§ The task: Locate every line in the records below that contains the word "footer", and copy each one.

§ Extracted material:
— begin —

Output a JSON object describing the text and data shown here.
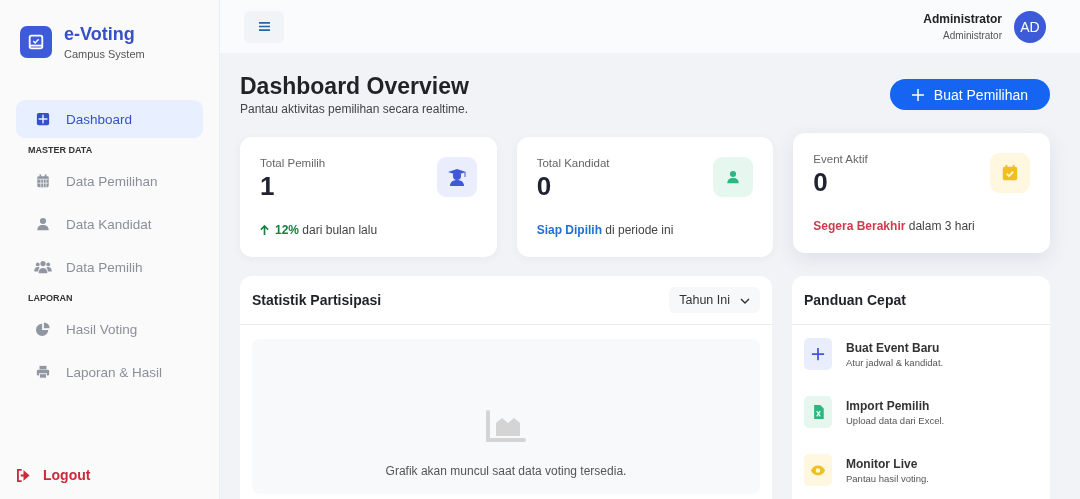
{
  "brand": {
    "title": "e-Voting",
    "subtitle": "Campus System"
  },
  "nav": [
    {
      "kind": "item",
      "label": "Dashboard",
      "selected": true
    },
    {
      "kind": "heading",
      "label": "MASTER DATA"
    },
    {
      "kind": "item",
      "label": "Data Pemilihan",
      "selected": false
    },
    {
      "kind": "item",
      "label": "Data Kandidat",
      "selected": false
    },
    {
      "kind": "item",
      "label": "Data Pemilih",
      "selected": false
    },
    {
      "kind": "heading",
      "label": "LAPORAN"
    },
    {
      "kind": "item",
      "label": "Hasil Voting",
      "selected": false
    },
    {
      "kind": "item",
      "label": "Laporan & Hasil",
      "selected": false
    }
  ],
  "logout": {
    "label": "Logout"
  },
  "user": {
    "name": "Administrator",
    "role": "Administrator",
    "initials": "AD"
  },
  "page": {
    "title": "Dashboard Overview",
    "subtitle": "Pantau aktivitas pemilihan secara realtime.",
    "action": "Buat Pemilihan"
  },
  "stats": [
    {
      "label": "Total Pemilih",
      "value": "1",
      "color": "#15803d",
      "footer": "**12%** dari bulan lalu"
    },
    {
      "label": "Total Kandidat",
      "value": "0",
      "color": "#1e6fd9",
      "footer": "**Siap Dipilih** di periode ini"
    },
    {
      "label": "Event Aktif",
      "value": "0",
      "color": "#d03a4a",
      "footer": "**Segera Berakhir** dalam 3 hari"
    }
  ],
  "chart_panel": {
    "title": "Statistik Partisipasi",
    "filter": "Tahun Ini",
    "empty_text": "Grafik akan muncul saat data voting tersedia."
  },
  "guide": {
    "title": "Panduan Cepat",
    "items": [
      {
        "title": "Buat Event Baru",
        "text": "Atur jadwal & kandidat."
      },
      {
        "title": "Import Pemilih",
        "text": "Upload data dari Excel."
      },
      {
        "title": "Monitor Live",
        "text": "Pantau hasil voting."
      }
    ]
  }
}
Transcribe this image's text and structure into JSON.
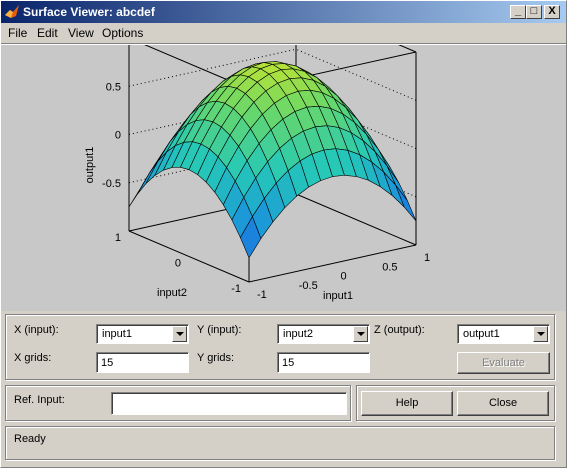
{
  "window": {
    "title": "Surface Viewer: abcdef"
  },
  "titlebar_buttons": {
    "minimize": "_",
    "maximize": "□",
    "close": "X"
  },
  "menu": [
    "File",
    "Edit",
    "View",
    "Options"
  ],
  "plot": {
    "zlabel": "output1",
    "xlabel": "input1",
    "ylabel": "input2",
    "z_ticks": [
      "0.5",
      "0",
      "-0.5"
    ],
    "x_ticks": [
      "-1",
      "-0.5",
      "0",
      "0.5",
      "1"
    ],
    "y_ticks": [
      "1",
      "0",
      "-1"
    ]
  },
  "chart_data": {
    "type": "surface",
    "xlabel": "input1",
    "ylabel": "input2",
    "zlabel": "output1",
    "xlim": [
      -1,
      1
    ],
    "ylim": [
      -1,
      1
    ],
    "zlim": [
      -1,
      1
    ],
    "grid_points": 15,
    "colormap": [
      "#1e3fc8",
      "#1a8fe0",
      "#25c8b8",
      "#6ad868",
      "#e8e818"
    ]
  },
  "controls": {
    "x_input_label": "X (input):",
    "x_input_value": "input1",
    "y_input_label": "Y (input):",
    "y_input_value": "input2",
    "z_output_label": "Z (output):",
    "z_output_value": "output1",
    "x_grids_label": "X grids:",
    "x_grids_value": "15",
    "y_grids_label": "Y grids:",
    "y_grids_value": "15",
    "evaluate_label": "Evaluate",
    "ref_input_label": "Ref. Input:",
    "ref_input_value": "",
    "help_label": "Help",
    "close_label": "Close"
  },
  "status": {
    "text": "Ready"
  }
}
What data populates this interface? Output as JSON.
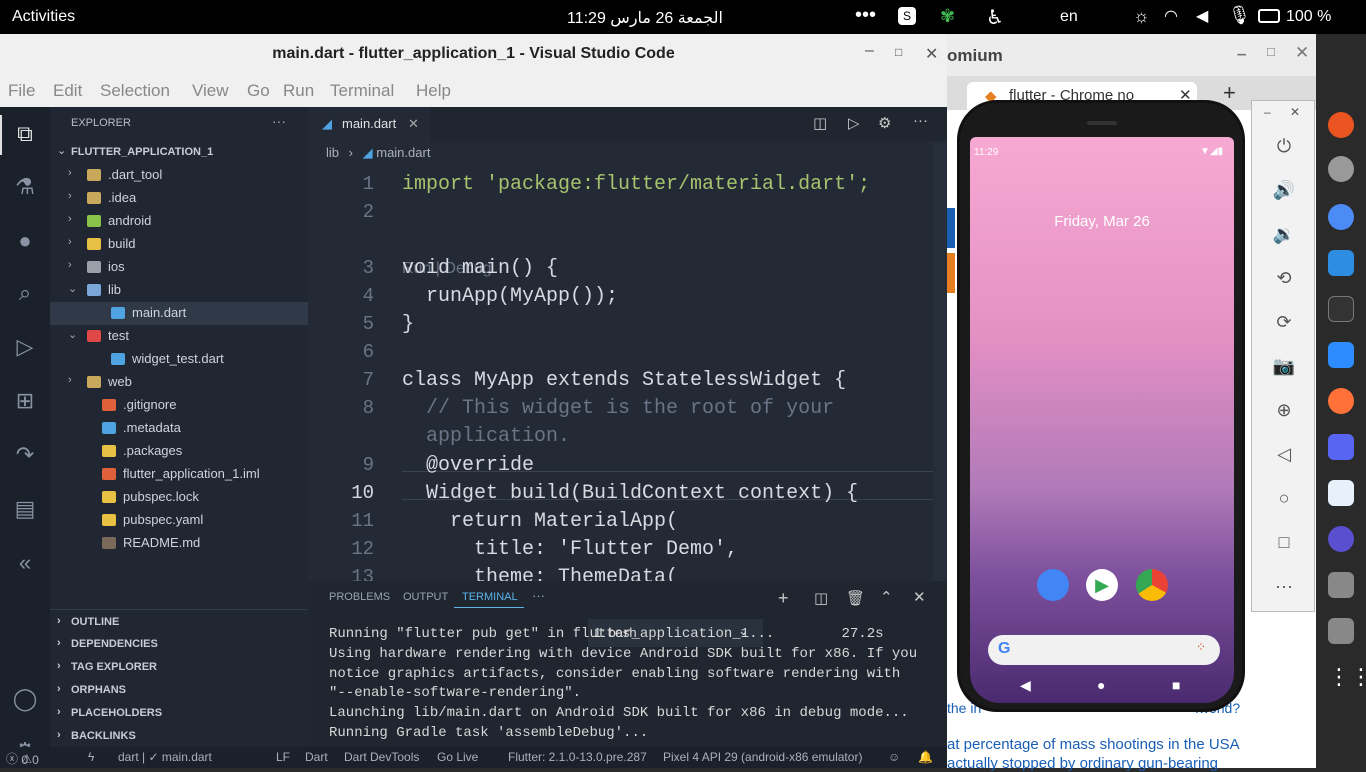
{
  "topbar": {
    "activities": "Activities",
    "clock": "11:29  الجمعة 26 مارس",
    "lang": "en",
    "battery": "100 %"
  },
  "vscode": {
    "title": "main.dart - flutter_application_1 - Visual Studio Code",
    "menu": [
      "File",
      "Edit",
      "Selection",
      "View",
      "Go",
      "Run",
      "Terminal",
      "Help"
    ],
    "explorer_label": "EXPLORER",
    "project": "FLUTTER_APPLICATION_1",
    "tree": [
      {
        "label": ".dart_tool",
        "chev": "›",
        "color": "#c8a85a"
      },
      {
        "label": ".idea",
        "chev": "›",
        "color": "#c8a85a"
      },
      {
        "label": "android",
        "chev": "›",
        "color": "#8ac34a"
      },
      {
        "label": "build",
        "chev": "›",
        "color": "#e8c044"
      },
      {
        "label": "ios",
        "chev": "›",
        "color": "#9aa0a8"
      },
      {
        "label": "lib",
        "chev": "⌄",
        "color": "#7aa6d8"
      },
      {
        "label": "main.dart",
        "chev": "",
        "color": "#4fa3e0"
      },
      {
        "label": "test",
        "chev": "⌄",
        "color": "#e04848"
      },
      {
        "label": "widget_test.dart",
        "chev": "",
        "color": "#4fa3e0"
      },
      {
        "label": "web",
        "chev": "›",
        "color": "#c8a85a"
      },
      {
        "label": ".gitignore",
        "chev": "",
        "color": "#e0603a"
      },
      {
        "label": ".metadata",
        "chev": "",
        "color": "#4fa3e0"
      },
      {
        "label": ".packages",
        "chev": "",
        "color": "#e8c044"
      },
      {
        "label": "flutter_application_1.iml",
        "chev": "",
        "color": "#e0603a"
      },
      {
        "label": "pubspec.lock",
        "chev": "",
        "color": "#e8c044"
      },
      {
        "label": "pubspec.yaml",
        "chev": "",
        "color": "#e8c044"
      },
      {
        "label": "README.md",
        "chev": "",
        "color": "#7a6a5a"
      }
    ],
    "sections": [
      "OUTLINE",
      "DEPENDENCIES",
      "TAG EXPLORER",
      "ORPHANS",
      "PLACEHOLDERS",
      "BACKLINKS"
    ],
    "tab": "main.dart",
    "breadcrumb": {
      "folder": "lib",
      "file": "main.dart"
    },
    "codelens": "Run | Debug",
    "code": [
      {
        "n": "1",
        "t": "import 'package:flutter/material.dart';"
      },
      {
        "n": "2",
        "t": ""
      },
      {
        "n": "3",
        "t": "void main() {"
      },
      {
        "n": "4",
        "t": "  runApp(MyApp());"
      },
      {
        "n": "5",
        "t": "}"
      },
      {
        "n": "6",
        "t": ""
      },
      {
        "n": "7",
        "t": "class MyApp extends StatelessWidget {"
      },
      {
        "n": "8",
        "t": "  // This widget is the root of your"
      },
      {
        "n": "",
        "t": "  application."
      },
      {
        "n": "9",
        "t": "  @override"
      },
      {
        "n": "10",
        "t": "  Widget build(BuildContext context) {"
      },
      {
        "n": "11",
        "t": "    return MaterialApp("
      },
      {
        "n": "12",
        "t": "      title: 'Flutter Demo',"
      },
      {
        "n": "13",
        "t": "      theme: ThemeData("
      }
    ],
    "panel_tabs": [
      "PROBLEMS",
      "OUTPUT",
      "TERMINAL",
      "···"
    ],
    "terminal_select": "1: bash",
    "terminal": "Running \"flutter pub get\" in flutter_application_1...        27.2s\nUsing hardware rendering with device Android SDK built for x86. If you\nnotice graphics artifacts, consider enabling software rendering with\n\"--enable-software-rendering\".\nLaunching lib/main.dart on Android SDK built for x86 in debug mode...\nRunning Gradle task 'assembleDebug'...",
    "status": {
      "errors": "0",
      "warnings": "0",
      "dart": "dart | ✓ main.dart",
      "eol": "LF",
      "lang": "Dart",
      "devtools": "Dart DevTools",
      "golive": "Go Live",
      "flutter": "Flutter: 2.1.0-13.0.pre.287",
      "device": "Pixel 4 API 29 (android-x86 emulator)"
    }
  },
  "chromium": {
    "title": "omium",
    "tab": "flutter - Chrome no",
    "links": [
      "at percentage of mass shootings in the USA",
      "actually stopped by ordinary gun-bearing",
      "the in",
      ".world?"
    ]
  },
  "phone": {
    "time": "11:29",
    "date": "Friday, Mar 26"
  }
}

— end —

§ Solution for this task:
      "footer": "**12%** dari bulan lalu"
      "footer": "**Siap Dipilih** di periode ini"
      "footer": "**Segera Berakhir** dalam 3 hari"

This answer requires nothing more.